◆ **WHAT YOU SHOULD DO**:
Find and copy every line in the records that includes the string "CLOSE".

— Start of RECORD EXTRACTS —

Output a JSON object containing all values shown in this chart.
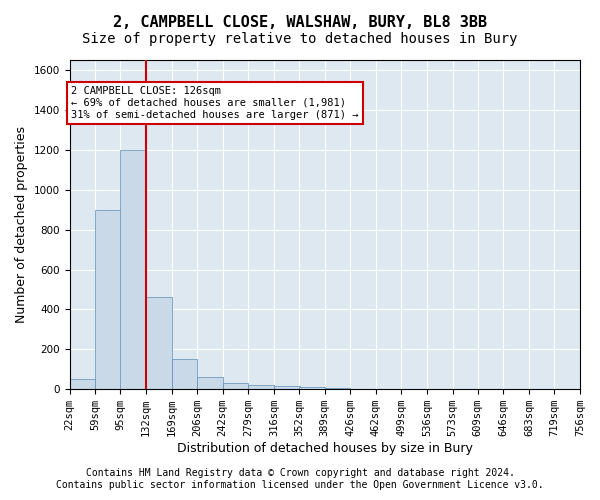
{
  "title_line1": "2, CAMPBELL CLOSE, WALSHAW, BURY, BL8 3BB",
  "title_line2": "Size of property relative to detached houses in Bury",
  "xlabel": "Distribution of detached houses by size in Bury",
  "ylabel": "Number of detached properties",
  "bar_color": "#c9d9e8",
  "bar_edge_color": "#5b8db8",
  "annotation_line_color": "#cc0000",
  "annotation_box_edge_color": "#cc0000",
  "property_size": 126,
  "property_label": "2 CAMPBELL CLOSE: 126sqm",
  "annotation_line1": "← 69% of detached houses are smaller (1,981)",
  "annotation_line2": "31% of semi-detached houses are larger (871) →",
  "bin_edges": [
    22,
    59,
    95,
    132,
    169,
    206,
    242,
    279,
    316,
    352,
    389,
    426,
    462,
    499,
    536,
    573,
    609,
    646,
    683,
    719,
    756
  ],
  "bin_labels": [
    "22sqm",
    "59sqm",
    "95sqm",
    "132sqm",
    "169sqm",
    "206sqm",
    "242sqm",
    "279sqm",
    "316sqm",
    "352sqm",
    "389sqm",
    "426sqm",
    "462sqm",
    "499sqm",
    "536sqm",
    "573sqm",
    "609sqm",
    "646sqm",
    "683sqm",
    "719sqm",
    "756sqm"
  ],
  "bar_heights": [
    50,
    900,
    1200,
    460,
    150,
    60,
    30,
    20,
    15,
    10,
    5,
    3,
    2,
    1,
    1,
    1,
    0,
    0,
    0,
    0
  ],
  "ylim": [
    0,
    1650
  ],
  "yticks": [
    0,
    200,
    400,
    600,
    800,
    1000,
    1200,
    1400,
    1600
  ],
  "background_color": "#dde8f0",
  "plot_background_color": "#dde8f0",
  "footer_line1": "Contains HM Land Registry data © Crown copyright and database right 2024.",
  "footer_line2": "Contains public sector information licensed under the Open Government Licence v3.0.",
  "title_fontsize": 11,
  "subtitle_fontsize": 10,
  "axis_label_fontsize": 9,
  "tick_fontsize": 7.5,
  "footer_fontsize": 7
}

— End of RECORD EXTRACTS —

◆ **SOLUTION FOR THIS EXERCISE**:
  "title_line1": "2, CAMPBELL CLOSE, WALSHAW, BURY, BL8 3BB",
  "property_label": "2 CAMPBELL CLOSE: 126sqm",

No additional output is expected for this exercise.